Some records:
- - -

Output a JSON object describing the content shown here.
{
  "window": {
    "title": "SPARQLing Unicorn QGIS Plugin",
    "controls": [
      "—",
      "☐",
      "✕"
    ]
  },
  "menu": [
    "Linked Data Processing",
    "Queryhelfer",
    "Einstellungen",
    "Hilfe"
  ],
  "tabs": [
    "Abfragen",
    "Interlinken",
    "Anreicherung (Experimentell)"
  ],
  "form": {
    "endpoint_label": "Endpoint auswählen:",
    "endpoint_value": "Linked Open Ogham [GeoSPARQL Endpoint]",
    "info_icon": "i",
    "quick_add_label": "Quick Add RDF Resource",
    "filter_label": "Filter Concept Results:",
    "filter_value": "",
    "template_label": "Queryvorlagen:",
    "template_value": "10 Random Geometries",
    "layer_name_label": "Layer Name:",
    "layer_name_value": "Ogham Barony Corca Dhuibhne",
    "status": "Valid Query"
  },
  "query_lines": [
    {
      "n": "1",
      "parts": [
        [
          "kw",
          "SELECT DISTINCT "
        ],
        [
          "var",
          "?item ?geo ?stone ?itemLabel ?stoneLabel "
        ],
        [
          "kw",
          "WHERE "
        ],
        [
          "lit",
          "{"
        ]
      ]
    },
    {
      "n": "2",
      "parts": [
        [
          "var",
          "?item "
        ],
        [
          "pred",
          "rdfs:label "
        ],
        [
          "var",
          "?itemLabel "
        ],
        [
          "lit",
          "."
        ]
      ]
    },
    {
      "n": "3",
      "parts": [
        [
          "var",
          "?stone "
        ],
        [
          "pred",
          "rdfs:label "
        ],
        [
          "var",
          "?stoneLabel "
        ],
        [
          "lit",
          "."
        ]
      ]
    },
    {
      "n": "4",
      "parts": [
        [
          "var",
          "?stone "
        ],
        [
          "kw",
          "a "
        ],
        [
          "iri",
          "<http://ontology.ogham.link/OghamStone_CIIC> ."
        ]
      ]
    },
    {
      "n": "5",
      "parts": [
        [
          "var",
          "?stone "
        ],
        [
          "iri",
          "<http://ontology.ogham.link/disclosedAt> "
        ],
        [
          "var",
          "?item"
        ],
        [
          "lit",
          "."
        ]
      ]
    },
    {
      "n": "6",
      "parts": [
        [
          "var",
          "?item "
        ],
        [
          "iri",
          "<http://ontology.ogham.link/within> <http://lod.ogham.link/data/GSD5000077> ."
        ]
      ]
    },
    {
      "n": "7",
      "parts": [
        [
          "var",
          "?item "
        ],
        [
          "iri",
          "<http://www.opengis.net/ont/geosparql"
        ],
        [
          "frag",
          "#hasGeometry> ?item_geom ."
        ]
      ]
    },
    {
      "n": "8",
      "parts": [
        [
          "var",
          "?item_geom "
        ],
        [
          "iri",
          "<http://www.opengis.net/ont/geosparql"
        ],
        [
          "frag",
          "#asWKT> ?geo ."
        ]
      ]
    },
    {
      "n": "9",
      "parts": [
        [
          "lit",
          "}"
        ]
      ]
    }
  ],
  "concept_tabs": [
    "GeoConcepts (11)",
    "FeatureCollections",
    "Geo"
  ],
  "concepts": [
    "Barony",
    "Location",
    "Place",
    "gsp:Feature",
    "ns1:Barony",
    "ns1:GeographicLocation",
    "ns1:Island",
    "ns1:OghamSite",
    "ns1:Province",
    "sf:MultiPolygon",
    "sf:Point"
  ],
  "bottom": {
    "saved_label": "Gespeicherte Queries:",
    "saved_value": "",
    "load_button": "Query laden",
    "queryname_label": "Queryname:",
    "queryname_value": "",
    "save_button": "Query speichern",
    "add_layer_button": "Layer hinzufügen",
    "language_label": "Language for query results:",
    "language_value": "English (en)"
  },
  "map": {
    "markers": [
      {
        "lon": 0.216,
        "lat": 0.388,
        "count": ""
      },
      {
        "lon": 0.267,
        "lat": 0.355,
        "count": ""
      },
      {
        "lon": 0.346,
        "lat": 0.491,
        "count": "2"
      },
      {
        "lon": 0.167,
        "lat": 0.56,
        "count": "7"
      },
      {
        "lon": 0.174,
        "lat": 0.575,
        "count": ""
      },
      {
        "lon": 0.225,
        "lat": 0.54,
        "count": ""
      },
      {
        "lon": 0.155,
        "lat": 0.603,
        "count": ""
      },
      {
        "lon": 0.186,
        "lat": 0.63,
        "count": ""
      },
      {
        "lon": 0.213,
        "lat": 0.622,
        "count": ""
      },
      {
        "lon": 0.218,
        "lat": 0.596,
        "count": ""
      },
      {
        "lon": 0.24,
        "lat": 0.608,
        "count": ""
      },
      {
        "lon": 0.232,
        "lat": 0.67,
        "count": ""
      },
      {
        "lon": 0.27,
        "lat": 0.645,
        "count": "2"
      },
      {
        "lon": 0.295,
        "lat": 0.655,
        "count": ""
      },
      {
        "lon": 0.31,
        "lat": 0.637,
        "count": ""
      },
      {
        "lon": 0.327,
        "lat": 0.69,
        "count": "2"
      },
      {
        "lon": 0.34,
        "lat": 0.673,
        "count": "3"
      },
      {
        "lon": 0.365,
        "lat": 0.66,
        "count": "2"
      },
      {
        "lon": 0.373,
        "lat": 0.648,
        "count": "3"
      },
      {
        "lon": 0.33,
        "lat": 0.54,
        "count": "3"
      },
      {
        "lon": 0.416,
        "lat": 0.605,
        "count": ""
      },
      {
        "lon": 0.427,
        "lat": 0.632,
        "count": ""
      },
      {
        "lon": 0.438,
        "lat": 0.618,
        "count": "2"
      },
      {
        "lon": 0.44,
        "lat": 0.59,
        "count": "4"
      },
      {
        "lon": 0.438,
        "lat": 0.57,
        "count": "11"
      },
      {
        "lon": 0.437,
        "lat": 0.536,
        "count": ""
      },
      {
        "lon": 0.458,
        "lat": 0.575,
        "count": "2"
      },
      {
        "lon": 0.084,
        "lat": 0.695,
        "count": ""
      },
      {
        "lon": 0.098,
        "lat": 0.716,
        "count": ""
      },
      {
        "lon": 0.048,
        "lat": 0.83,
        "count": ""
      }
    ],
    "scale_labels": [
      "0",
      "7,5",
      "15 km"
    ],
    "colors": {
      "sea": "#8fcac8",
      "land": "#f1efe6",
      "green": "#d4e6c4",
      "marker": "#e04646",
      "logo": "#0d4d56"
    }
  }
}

- - -

EXERCISE TASK -> Repeat every entry exactly as written above.

ANSWER FOR THE TASK ->
Output a JSON object describing the content shown here.
{
  "window": {
    "title": "SPARQLing Unicorn QGIS Plugin",
    "controls": [
      "—",
      "☐",
      "✕"
    ]
  },
  "menu": [
    "Linked Data Processing",
    "Queryhelfer",
    "Einstellungen",
    "Hilfe"
  ],
  "tabs": [
    "Abfragen",
    "Interlinken",
    "Anreicherung (Experimentell)"
  ],
  "form": {
    "endpoint_label": "Endpoint auswählen:",
    "endpoint_value": "Linked Open Ogham [GeoSPARQL Endpoint]",
    "info_icon": "i",
    "quick_add_label": "Quick Add RDF Resource",
    "filter_label": "Filter Concept Results:",
    "filter_value": "",
    "template_label": "Queryvorlagen:",
    "template_value": "10 Random Geometries",
    "layer_name_label": "Layer Name:",
    "layer_name_value": "Ogham Barony Corca Dhuibhne",
    "status": "Valid Query"
  },
  "query_lines": [
    {
      "n": "1",
      "parts": [
        [
          "kw",
          "SELECT DISTINCT "
        ],
        [
          "var",
          "?item ?geo ?stone ?itemLabel ?stoneLabel "
        ],
        [
          "kw",
          "WHERE "
        ],
        [
          "lit",
          "{"
        ]
      ]
    },
    {
      "n": "2",
      "parts": [
        [
          "var",
          "?item "
        ],
        [
          "pred",
          "rdfs:label "
        ],
        [
          "var",
          "?itemLabel "
        ],
        [
          "lit",
          "."
        ]
      ]
    },
    {
      "n": "3",
      "parts": [
        [
          "var",
          "?stone "
        ],
        [
          "pred",
          "rdfs:label "
        ],
        [
          "var",
          "?stoneLabel "
        ],
        [
          "lit",
          "."
        ]
      ]
    },
    {
      "n": "4",
      "parts": [
        [
          "var",
          "?stone "
        ],
        [
          "kw",
          "a "
        ],
        [
          "iri",
          "<http://ontology.ogham.link/OghamStone_CIIC> ."
        ]
      ]
    },
    {
      "n": "5",
      "parts": [
        [
          "var",
          "?stone "
        ],
        [
          "iri",
          "<http://ontology.ogham.link/disclosedAt> "
        ],
        [
          "var",
          "?item"
        ],
        [
          "lit",
          "."
        ]
      ]
    },
    {
      "n": "6",
      "parts": [
        [
          "var",
          "?item "
        ],
        [
          "iri",
          "<http://ontology.ogham.link/within> <http://lod.ogham.link/data/GSD5000077> ."
        ]
      ]
    },
    {
      "n": "7",
      "parts": [
        [
          "var",
          "?item "
        ],
        [
          "iri",
          "<http://www.opengis.net/ont/geosparql"
        ],
        [
          "frag",
          "#hasGeometry> ?item_geom ."
        ]
      ]
    },
    {
      "n": "8",
      "parts": [
        [
          "var",
          "?item_geom "
        ],
        [
          "iri",
          "<http://www.opengis.net/ont/geosparql"
        ],
        [
          "frag",
          "#asWKT> ?geo ."
        ]
      ]
    },
    {
      "n": "9",
      "parts": [
        [
          "lit",
          "}"
        ]
      ]
    }
  ],
  "concept_tabs": [
    "GeoConcepts (11)",
    "FeatureCollections",
    "Geo"
  ],
  "concepts": [
    "Barony",
    "Location",
    "Place",
    "gsp:Feature",
    "ns1:Barony",
    "ns1:GeographicLocation",
    "ns1:Island",
    "ns1:OghamSite",
    "ns1:Province",
    "sf:MultiPolygon",
    "sf:Point"
  ],
  "bottom": {
    "saved_label": "Gespeicherte Queries:",
    "saved_value": "",
    "load_button": "Query laden",
    "queryname_label": "Queryname:",
    "queryname_value": "",
    "save_button": "Query speichern",
    "add_layer_button": "Layer hinzufügen",
    "language_label": "Language for query results:",
    "language_value": "English (en)"
  },
  "map": {
    "markers": [
      {
        "lon": 0.216,
        "lat": 0.388,
        "count": ""
      },
      {
        "lon": 0.267,
        "lat": 0.355,
        "count": ""
      },
      {
        "lon": 0.346,
        "lat": 0.491,
        "count": "2"
      },
      {
        "lon": 0.167,
        "lat": 0.56,
        "count": "7"
      },
      {
        "lon": 0.174,
        "lat": 0.575,
        "count": ""
      },
      {
        "lon": 0.225,
        "lat": 0.54,
        "count": ""
      },
      {
        "lon": 0.155,
        "lat": 0.603,
        "count": ""
      },
      {
        "lon": 0.186,
        "lat": 0.63,
        "count": ""
      },
      {
        "lon": 0.213,
        "lat": 0.622,
        "count": ""
      },
      {
        "lon": 0.218,
        "lat": 0.596,
        "count": ""
      },
      {
        "lon": 0.24,
        "lat": 0.608,
        "count": ""
      },
      {
        "lon": 0.232,
        "lat": 0.67,
        "count": ""
      },
      {
        "lon": 0.27,
        "lat": 0.645,
        "count": "2"
      },
      {
        "lon": 0.295,
        "lat": 0.655,
        "count": ""
      },
      {
        "lon": 0.31,
        "lat": 0.637,
        "count": ""
      },
      {
        "lon": 0.327,
        "lat": 0.69,
        "count": "2"
      },
      {
        "lon": 0.34,
        "lat": 0.673,
        "count": "3"
      },
      {
        "lon": 0.365,
        "lat": 0.66,
        "count": "2"
      },
      {
        "lon": 0.373,
        "lat": 0.648,
        "count": "3"
      },
      {
        "lon": 0.33,
        "lat": 0.54,
        "count": "3"
      },
      {
        "lon": 0.416,
        "lat": 0.605,
        "count": ""
      },
      {
        "lon": 0.427,
        "lat": 0.632,
        "count": ""
      },
      {
        "lon": 0.438,
        "lat": 0.618,
        "count": "2"
      },
      {
        "lon": 0.44,
        "lat": 0.59,
        "count": "4"
      },
      {
        "lon": 0.438,
        "lat": 0.57,
        "count": "11"
      },
      {
        "lon": 0.437,
        "lat": 0.536,
        "count": ""
      },
      {
        "lon": 0.458,
        "lat": 0.575,
        "count": "2"
      },
      {
        "lon": 0.084,
        "lat": 0.695,
        "count": ""
      },
      {
        "lon": 0.098,
        "lat": 0.716,
        "count": ""
      },
      {
        "lon": 0.048,
        "lat": 0.83,
        "count": ""
      }
    ],
    "scale_labels": [
      "0",
      "7,5",
      "15 km"
    ],
    "colors": {
      "sea": "#8fcac8",
      "land": "#f1efe6",
      "green": "#d4e6c4",
      "marker": "#e04646",
      "logo": "#0d4d56"
    }
  }
}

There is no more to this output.